--- Your objective ---
According to the board resolutions, in which state is the Company incorporated?

--- Page excerpt ---

RESOLUTIONS OF THE BOARD OF DIRECTORS AUTHORIZING
ENTRY OF DELTA XXXXX, INC.
INTO AMENDMENT NO. 1
TO THE INDENTURE BY AND AMONG
DELTA XXXXX, INC,
DELTA XXXXX MARKETING, INC. AND
THE BANK OF NEW YORK
DATED AS OF AUGUST 25, 1997
The members of the Board of Directors (the "Board") of Delta Xxxxx,
Inc., a Delaware corporation (the "Company"), do hereby adopt the following
resolutions of the Board by unanimous written consent, waiving any and all
requirements of meeting or notice with respect thereto. All capitalized terms
contained herein and not otherwise defined herein shall have the same meaning as
such capitalized terms as defined in the Indenture (as defined below) unless the
context herein requires otherwise.

--- Data extract ---

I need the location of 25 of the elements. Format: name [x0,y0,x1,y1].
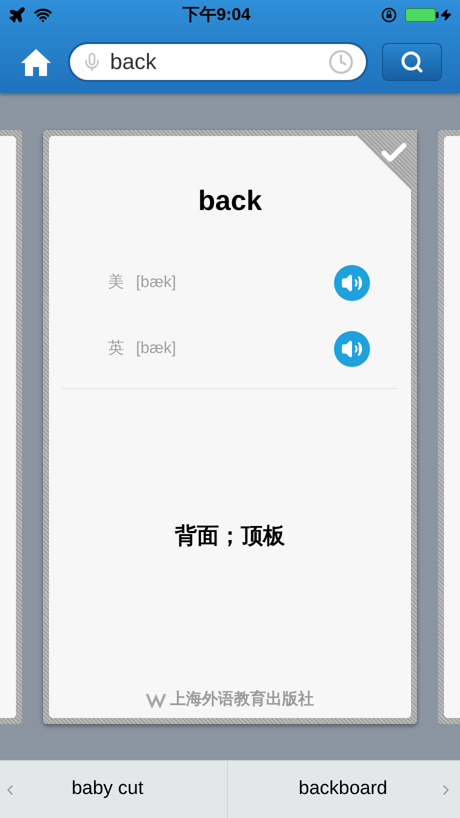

--- Task output ---
Delaware